--- START OF Material ---

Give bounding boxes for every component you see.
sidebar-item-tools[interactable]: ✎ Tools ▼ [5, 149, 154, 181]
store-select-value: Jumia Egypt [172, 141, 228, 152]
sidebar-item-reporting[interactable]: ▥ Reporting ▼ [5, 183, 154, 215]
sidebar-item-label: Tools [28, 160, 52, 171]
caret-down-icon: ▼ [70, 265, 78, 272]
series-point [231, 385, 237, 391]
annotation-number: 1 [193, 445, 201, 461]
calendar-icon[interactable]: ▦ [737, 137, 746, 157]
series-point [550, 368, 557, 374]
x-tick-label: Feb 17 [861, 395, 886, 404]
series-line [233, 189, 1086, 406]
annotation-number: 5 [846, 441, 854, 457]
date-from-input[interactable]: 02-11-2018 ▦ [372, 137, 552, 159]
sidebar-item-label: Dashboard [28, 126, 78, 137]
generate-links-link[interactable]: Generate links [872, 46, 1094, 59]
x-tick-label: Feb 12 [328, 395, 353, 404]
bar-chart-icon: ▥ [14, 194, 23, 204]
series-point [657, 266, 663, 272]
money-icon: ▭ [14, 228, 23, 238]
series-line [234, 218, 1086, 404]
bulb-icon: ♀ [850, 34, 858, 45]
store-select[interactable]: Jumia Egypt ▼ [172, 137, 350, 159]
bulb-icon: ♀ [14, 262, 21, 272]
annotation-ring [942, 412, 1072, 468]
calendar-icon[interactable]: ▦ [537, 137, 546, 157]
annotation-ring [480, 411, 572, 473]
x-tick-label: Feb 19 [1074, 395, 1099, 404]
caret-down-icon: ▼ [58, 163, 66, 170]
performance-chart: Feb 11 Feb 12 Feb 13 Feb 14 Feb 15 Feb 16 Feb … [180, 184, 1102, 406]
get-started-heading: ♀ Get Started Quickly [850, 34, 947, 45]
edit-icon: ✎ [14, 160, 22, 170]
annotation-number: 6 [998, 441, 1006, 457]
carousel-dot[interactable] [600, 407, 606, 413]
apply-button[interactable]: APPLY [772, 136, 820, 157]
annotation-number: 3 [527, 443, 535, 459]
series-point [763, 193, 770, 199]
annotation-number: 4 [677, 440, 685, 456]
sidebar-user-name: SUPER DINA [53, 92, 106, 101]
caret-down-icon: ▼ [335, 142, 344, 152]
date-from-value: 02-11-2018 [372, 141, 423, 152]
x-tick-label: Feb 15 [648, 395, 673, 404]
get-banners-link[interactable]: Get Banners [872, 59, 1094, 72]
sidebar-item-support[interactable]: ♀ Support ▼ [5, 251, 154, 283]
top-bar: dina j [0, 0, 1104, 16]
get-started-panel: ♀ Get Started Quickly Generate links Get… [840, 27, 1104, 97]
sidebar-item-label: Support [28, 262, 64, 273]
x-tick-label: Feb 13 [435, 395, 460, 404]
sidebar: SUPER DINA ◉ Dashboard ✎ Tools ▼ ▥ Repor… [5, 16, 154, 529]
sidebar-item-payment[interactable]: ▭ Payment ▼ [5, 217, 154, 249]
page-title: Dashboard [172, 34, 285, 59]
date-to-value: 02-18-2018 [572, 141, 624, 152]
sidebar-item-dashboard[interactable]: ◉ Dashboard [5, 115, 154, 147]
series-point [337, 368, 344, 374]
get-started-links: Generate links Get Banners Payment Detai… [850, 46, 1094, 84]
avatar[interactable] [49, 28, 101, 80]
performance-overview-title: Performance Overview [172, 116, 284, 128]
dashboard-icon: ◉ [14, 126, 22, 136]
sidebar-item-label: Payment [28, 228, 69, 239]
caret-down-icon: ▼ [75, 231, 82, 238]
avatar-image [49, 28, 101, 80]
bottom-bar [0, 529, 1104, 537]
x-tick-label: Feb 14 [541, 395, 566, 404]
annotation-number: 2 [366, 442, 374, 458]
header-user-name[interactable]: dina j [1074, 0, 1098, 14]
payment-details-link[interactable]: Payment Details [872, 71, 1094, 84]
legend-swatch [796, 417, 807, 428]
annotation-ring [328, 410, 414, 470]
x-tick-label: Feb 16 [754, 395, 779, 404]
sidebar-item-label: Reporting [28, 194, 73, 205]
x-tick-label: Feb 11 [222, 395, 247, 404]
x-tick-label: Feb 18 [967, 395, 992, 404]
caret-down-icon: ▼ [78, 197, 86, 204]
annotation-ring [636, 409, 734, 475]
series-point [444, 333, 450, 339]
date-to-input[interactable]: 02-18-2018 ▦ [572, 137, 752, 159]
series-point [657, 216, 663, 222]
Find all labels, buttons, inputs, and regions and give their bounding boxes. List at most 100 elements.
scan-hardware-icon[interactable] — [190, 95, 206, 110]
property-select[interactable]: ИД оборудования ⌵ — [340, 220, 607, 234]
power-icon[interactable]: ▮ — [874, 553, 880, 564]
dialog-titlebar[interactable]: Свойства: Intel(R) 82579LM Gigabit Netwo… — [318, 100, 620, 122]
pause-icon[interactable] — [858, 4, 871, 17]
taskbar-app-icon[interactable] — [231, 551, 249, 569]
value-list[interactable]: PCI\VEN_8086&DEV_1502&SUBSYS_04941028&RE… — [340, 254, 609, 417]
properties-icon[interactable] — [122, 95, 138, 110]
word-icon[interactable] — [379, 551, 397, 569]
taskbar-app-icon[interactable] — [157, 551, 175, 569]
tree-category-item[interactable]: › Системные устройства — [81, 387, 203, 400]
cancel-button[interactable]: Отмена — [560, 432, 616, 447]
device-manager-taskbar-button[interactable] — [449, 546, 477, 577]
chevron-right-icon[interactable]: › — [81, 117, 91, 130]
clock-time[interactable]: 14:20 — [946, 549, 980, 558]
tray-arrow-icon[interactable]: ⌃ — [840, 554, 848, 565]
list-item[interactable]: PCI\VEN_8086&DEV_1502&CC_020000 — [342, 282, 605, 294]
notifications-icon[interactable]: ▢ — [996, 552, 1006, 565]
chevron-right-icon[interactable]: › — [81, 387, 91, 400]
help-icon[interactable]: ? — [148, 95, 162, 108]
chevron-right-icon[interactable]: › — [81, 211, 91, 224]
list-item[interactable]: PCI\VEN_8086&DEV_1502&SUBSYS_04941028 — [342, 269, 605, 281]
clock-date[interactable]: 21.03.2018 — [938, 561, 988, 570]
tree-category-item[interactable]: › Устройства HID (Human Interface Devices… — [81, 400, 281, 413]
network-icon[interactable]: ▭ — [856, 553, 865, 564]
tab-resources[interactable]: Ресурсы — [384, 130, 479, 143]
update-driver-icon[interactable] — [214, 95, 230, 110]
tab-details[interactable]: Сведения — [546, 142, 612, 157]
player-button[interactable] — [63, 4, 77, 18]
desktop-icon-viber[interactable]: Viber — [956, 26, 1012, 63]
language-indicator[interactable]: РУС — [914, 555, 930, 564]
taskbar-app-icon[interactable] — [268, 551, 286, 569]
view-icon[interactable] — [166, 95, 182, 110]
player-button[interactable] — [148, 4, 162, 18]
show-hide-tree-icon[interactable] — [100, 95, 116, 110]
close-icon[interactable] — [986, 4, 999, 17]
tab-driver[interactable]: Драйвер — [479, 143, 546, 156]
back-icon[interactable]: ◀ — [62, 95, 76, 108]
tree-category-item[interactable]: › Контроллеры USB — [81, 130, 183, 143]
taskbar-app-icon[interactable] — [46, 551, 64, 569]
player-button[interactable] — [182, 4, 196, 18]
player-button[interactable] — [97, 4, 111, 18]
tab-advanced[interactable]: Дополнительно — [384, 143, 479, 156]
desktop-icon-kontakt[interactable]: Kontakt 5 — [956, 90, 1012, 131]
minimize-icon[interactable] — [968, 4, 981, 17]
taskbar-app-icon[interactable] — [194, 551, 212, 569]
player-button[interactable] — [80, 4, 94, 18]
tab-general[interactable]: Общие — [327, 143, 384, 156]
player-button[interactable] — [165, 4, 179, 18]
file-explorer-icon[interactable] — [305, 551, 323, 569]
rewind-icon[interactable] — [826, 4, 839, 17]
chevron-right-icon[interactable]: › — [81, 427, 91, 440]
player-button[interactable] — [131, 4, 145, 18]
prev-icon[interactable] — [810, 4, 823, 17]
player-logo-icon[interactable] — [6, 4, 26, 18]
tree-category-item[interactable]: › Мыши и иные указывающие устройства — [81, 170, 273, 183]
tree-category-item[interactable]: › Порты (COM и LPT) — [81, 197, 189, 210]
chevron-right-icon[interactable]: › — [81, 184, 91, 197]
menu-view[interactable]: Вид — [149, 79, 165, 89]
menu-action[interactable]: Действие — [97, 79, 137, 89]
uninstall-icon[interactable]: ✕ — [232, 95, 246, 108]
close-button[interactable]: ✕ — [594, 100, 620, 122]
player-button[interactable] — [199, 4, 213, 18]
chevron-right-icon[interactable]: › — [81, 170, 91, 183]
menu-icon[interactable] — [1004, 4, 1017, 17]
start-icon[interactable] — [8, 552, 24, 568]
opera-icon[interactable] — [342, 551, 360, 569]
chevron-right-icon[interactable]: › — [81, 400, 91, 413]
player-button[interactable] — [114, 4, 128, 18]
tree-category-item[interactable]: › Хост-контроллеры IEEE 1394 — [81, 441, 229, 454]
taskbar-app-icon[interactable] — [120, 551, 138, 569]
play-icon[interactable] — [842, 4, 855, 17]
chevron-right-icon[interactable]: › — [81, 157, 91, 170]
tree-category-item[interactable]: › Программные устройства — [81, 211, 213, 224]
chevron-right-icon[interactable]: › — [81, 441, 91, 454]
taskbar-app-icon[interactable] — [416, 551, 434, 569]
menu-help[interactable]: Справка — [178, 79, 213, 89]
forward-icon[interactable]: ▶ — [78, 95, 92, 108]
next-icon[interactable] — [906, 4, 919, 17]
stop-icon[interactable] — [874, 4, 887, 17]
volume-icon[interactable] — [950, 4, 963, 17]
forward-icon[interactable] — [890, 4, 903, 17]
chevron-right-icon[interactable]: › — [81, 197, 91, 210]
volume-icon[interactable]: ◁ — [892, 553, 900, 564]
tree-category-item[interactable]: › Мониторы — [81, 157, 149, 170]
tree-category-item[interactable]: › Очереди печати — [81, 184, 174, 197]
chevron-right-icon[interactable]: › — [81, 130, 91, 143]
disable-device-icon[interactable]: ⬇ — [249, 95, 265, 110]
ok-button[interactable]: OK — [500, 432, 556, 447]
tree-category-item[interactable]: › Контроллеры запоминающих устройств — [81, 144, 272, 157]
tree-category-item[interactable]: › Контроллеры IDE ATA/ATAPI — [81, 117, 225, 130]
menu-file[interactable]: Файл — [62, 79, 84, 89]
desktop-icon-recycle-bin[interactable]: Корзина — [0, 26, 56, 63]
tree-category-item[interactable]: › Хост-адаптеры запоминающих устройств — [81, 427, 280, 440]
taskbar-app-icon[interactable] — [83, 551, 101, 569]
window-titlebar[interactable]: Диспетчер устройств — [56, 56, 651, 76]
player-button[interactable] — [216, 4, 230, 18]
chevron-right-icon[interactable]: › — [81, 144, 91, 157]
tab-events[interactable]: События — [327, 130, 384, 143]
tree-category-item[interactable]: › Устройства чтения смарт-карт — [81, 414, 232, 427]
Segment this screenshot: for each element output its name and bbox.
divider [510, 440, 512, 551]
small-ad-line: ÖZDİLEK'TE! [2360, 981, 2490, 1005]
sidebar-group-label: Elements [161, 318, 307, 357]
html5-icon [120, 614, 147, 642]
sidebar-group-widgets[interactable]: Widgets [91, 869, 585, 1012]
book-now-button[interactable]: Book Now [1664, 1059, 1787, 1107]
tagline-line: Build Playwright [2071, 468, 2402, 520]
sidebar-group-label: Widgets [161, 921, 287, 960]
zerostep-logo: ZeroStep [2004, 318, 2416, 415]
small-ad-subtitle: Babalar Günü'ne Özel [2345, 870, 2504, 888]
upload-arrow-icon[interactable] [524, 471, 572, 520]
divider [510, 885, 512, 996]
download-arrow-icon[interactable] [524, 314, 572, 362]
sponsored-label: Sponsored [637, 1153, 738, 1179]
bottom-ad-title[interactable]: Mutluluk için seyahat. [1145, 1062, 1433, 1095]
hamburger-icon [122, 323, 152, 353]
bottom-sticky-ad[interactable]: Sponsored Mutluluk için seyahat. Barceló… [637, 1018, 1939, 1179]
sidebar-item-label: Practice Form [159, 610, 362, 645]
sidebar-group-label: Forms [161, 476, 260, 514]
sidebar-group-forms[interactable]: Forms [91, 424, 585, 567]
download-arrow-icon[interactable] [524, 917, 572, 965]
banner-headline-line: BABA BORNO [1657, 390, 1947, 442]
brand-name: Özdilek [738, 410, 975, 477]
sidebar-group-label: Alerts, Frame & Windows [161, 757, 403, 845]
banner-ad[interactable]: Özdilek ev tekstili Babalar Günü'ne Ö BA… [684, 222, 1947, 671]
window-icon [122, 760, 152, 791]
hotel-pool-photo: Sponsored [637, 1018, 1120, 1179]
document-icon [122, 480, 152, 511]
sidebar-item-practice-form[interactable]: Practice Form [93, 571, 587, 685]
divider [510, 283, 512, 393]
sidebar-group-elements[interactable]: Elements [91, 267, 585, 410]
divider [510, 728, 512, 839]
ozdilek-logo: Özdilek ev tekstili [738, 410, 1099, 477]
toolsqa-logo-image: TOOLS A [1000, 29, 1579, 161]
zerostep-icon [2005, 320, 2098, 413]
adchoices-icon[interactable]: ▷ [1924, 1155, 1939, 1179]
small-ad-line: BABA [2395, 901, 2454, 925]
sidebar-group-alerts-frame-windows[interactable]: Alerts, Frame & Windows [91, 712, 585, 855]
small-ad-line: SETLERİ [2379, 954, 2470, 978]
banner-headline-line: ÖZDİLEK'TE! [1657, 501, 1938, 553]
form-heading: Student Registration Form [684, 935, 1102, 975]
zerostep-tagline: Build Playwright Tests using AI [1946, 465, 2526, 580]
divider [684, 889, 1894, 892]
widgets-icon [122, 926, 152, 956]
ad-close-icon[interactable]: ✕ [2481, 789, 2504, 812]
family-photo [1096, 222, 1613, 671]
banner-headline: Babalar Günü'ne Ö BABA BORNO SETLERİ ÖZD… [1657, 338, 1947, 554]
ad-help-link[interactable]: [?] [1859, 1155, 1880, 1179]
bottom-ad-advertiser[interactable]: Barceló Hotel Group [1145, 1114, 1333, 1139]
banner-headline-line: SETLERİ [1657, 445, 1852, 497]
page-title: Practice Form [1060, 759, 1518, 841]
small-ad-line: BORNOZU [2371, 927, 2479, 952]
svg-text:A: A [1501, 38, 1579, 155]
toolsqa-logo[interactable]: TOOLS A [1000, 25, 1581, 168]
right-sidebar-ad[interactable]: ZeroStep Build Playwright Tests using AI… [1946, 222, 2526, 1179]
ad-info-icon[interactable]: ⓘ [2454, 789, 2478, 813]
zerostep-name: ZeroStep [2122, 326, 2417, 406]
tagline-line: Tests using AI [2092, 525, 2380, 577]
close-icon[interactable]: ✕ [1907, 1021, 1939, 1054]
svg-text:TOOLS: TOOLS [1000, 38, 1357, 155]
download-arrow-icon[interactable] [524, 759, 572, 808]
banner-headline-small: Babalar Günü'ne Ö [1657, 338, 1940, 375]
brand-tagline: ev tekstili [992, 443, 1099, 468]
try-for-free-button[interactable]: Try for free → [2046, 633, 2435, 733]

--- END OF Material ---

→ **The request**: Reproduce the rows verbatim, from the start of the rows up to and including the line containing "sidebar-item-label: Support [28, 262, 64, 273]".

→ **Full solution**:
Give bounding boxes for every component you see.
sidebar-item-tools[interactable]: ✎ Tools ▼ [5, 149, 154, 181]
store-select-value: Jumia Egypt [172, 141, 228, 152]
sidebar-item-reporting[interactable]: ▥ Reporting ▼ [5, 183, 154, 215]
sidebar-item-label: Tools [28, 160, 52, 171]
caret-down-icon: ▼ [70, 265, 78, 272]
series-point [231, 385, 237, 391]
annotation-number: 1 [193, 445, 201, 461]
calendar-icon[interactable]: ▦ [737, 137, 746, 157]
series-point [550, 368, 557, 374]
x-tick-label: Feb 17 [861, 395, 886, 404]
series-line [233, 189, 1086, 406]
annotation-number: 5 [846, 441, 854, 457]
date-from-input[interactable]: 02-11-2018 ▦ [372, 137, 552, 159]
sidebar-item-label: Dashboard [28, 126, 78, 137]
generate-links-link[interactable]: Generate links [872, 46, 1094, 59]
x-tick-label: Feb 12 [328, 395, 353, 404]
bar-chart-icon: ▥ [14, 194, 23, 204]
series-point [657, 266, 663, 272]
money-icon: ▭ [14, 228, 23, 238]
series-line [234, 218, 1086, 404]
bulb-icon: ♀ [850, 34, 858, 45]
store-select[interactable]: Jumia Egypt ▼ [172, 137, 350, 159]
bulb-icon: ♀ [14, 262, 21, 272]
annotation-ring [942, 412, 1072, 468]
calendar-icon[interactable]: ▦ [537, 137, 546, 157]
annotation-ring [480, 411, 572, 473]
x-tick-label: Feb 19 [1074, 395, 1099, 404]
caret-down-icon: ▼ [58, 163, 66, 170]
performance-chart: Feb 11 Feb 12 Feb 13 Feb 14 Feb 15 Feb 16 Feb … [180, 184, 1102, 406]
get-started-heading: ♀ Get Started Quickly [850, 34, 947, 45]
edit-icon: ✎ [14, 160, 22, 170]
annotation-number: 6 [998, 441, 1006, 457]
carousel-dot[interactable] [600, 407, 606, 413]
apply-button[interactable]: APPLY [772, 136, 820, 157]
annotation-number: 3 [527, 443, 535, 459]
series-point [763, 193, 770, 199]
annotation-number: 4 [677, 440, 685, 456]
sidebar-user-name: SUPER DINA [53, 92, 106, 101]
caret-down-icon: ▼ [335, 142, 344, 152]
date-from-value: 02-11-2018 [372, 141, 423, 152]
x-tick-label: Feb 15 [648, 395, 673, 404]
get-banners-link[interactable]: Get Banners [872, 59, 1094, 72]
sidebar-item-support[interactable]: ♀ Support ▼ [5, 251, 154, 283]
top-bar: dina j [0, 0, 1104, 16]
get-started-panel: ♀ Get Started Quickly Generate links Get… [840, 27, 1104, 97]
sidebar-item-label: Support [28, 262, 64, 273]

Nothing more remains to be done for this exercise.